Dataset entries
— START —

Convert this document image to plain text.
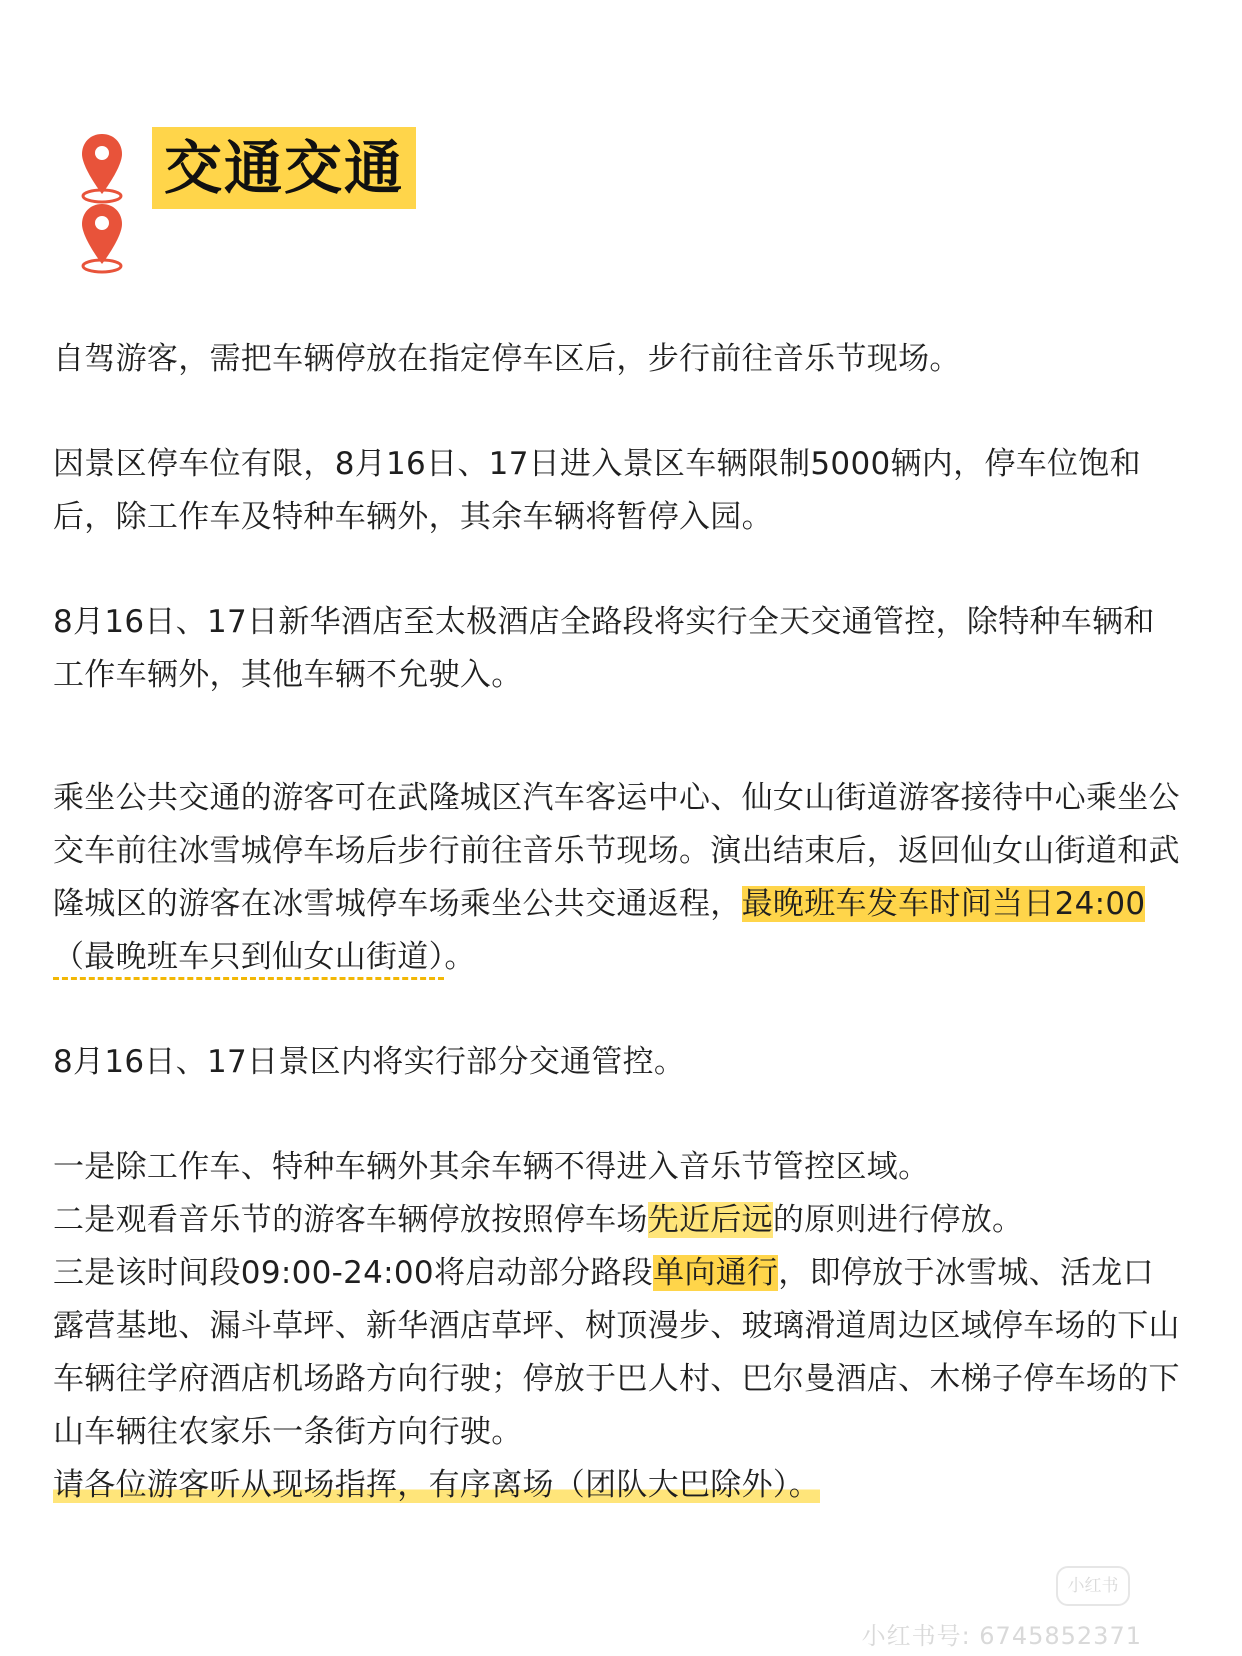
交通交通

自驾游客，需把车辆停放在指定停车区后，步行前往音乐节现场。

因景区停车位有限，8月16日、17日进入景区车辆限制5000辆内，停车位饱和后，除工作车及特种车辆外，其余车辆将暂停入园。

8月16日、17日新华酒店至太极酒店全路段将实行全天交通管控，除特种车辆和工作车辆外，其他车辆不允驶入。

乘坐公共交通的游客可在武隆城区汽车客运中心、仙女山街道游客接待中心乘坐公交车前往冰雪城停车场后步行前往音乐节现场。演出结束后，返回仙女山街道和武隆城区的游客在冰雪城停车场乘坐公共交通返程，最晚班车发车时间当日24:00（最晚班车只到仙女山街道）。

8月16日、17日景区内将实行部分交通管控。

一是除工作车、特种车辆外其余车辆不得进入音乐节管控区域。

二是观看音乐节的游客车辆停放按照停车场先近后远的原则进行停放。

三是该时间段09:00-24:00将启动部分路段单向通行，即停放于冰雪城、活龙口露营基地、漏斗草坪、新华酒店草坪、树顶漫步、玻璃滑道周边区域停车场的下山车辆往学府酒店机场路方向行驶；停放于巴人村、巴尔曼酒店、木梯子停车场的下山车辆往农家乐一条街方向行驶。

请各位游客听从现场指挥，有序离场（团队大巴除外）。

小红书
小红书号: 6745852371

— END —

Directions for this task:
Reproduce each line exactly, please, except for any pictures.

Solution to the problem:
Convert this document image to plain text.
交通交通

自驾游客，需把车辆停放在指定停车区后，步行前往音乐节现场。

因景区停车位有限，8月16日、17日进入景区车辆限制5000辆内，停车位饱和后，除工作车及特种车辆外，其余车辆将暂停入园。

8月16日、17日新华酒店至太极酒店全路段将实行全天交通管控，除特种车辆和工作车辆外，其他车辆不允驶入。

乘坐公共交通的游客可在武隆城区汽车客运中心、仙女山街道游客接待中心乘坐公交车前往冰雪城停车场后步行前往音乐节现场。演出结束后，返回仙女山街道和武隆城区的游客在冰雪城停车场乘坐公共交通返程，最晚班车发车时间当日24:00（最晚班车只到仙女山街道）。

8月16日、17日景区内将实行部分交通管控。

一是除工作车、特种车辆外其余车辆不得进入音乐节管控区域。

二是观看音乐节的游客车辆停放按照停车场先近后远的原则进行停放。

三是该时间段09:00-24:00将启动部分路段单向通行，即停放于冰雪城、活龙口露营基地、漏斗草坪、新华酒店草坪、树顶漫步、玻璃滑道周边区域停车场的下山车辆往学府酒店机场路方向行驶；停放于巴人村、巴尔曼酒店、木梯子停车场的下山车辆往农家乐一条街方向行驶。

请各位游客听从现场指挥，有序离场（团队大巴除外）。

小红书
小红书号: 6745852371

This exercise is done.